Task statement ::
Retype all of the data exactly as given.

Provided records ::
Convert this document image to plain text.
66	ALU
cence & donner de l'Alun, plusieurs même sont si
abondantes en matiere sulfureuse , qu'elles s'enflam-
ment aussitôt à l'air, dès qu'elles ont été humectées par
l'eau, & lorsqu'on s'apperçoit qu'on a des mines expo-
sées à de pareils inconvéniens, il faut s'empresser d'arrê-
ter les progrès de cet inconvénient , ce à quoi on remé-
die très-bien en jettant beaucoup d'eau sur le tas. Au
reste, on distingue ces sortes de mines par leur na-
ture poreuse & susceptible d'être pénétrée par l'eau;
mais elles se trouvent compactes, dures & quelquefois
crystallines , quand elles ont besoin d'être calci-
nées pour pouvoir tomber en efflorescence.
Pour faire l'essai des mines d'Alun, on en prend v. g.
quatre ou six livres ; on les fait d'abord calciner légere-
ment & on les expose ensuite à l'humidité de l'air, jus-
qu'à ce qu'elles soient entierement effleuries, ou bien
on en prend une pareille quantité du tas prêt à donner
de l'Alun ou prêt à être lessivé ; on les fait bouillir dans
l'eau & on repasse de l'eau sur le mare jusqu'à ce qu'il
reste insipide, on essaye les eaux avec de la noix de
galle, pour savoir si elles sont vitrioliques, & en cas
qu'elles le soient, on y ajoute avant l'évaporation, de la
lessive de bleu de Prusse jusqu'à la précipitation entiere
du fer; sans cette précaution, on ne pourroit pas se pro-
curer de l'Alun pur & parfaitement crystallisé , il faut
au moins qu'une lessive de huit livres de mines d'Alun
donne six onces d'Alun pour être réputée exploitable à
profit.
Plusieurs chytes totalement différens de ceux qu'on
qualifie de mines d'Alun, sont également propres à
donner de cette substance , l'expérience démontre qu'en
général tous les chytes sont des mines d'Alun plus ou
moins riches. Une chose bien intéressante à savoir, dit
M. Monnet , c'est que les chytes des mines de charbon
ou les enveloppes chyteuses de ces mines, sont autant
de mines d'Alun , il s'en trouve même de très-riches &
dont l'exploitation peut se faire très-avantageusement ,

Completed exercise ::
Convert this document image to plain text.
66	ALU
cence & donner de l'Alun, plusieurs même sont si
abondantes en matiere sulfureuse , qu'elles s'enflam-
ment aussitôt à l'air, dès qu'elles ont été humectées par
l'eau, & lorsqu'on s'apperçoit qu'on a des mines expo-
sées à de pareils inconvéniens, il faut s'empresser d'arrê-
ter les progrès de cet inconvénient , ce à quoi on remé-
die très-bien en jettant beaucoup d'eau sur le tas. Au
reste, on distingue ces sortes de mines par leur na-
ture poreuse & susceptible d'être pénétrée par l'eau;
mais elles se trouvent compactes, dures & quelquefois
crystallines , quand elles ont besoin d'être calci-
nées pour pouvoir tomber en efflorescence.
Pour faire l'essai des mines d'Alun, on en prend v. g.
quatre ou six livres ; on les fait d'abord calciner légere-
ment & on les expose ensuite à l'humidité de l'air, jus-
qu'à ce qu'elles soient entierement effleuries, ou bien
on en prend une pareille quantité du tas prêt à donner
de l'Alun ou prêt à être lessivé ; on les fait bouillir dans
l'eau & on repasse de l'eau sur le mare jusqu'à ce qu'il
reste insipide, on essaye les eaux avec de la noix de
galle, pour savoir si elles sont vitrioliques, & en cas
qu'elles le soient, on y ajoute avant l'évaporation, de la
lessive de bleu de Prusse jusqu'à la précipitation entiere
du fer; sans cette précaution, on ne pourroit pas se pro-
curer de l'Alun pur & parfaitement crystallisé , il faut
au moins qu'une lessive de huit livres de mines d'Alun
donne six onces d'Alun pour être réputée exploitable à
profit.
Plusieurs chytes totalement différens de ceux qu'on
qualifie de mines d'Alun, sont également propres à
donner de cette substance , l'expérience démontre qu'en
général tous les chytes sont des mines d'Alun plus ou
moins riches. Une chose bien intéressante à savoir, dit
M. Monnet , c'est que les chytes des mines de charbon
ou les enveloppes chyteuses de ces mines, sont autant
de mines d'Alun , il s'en trouve même de très-riches &
dont l'exploitation peut se faire très-avantageusement ,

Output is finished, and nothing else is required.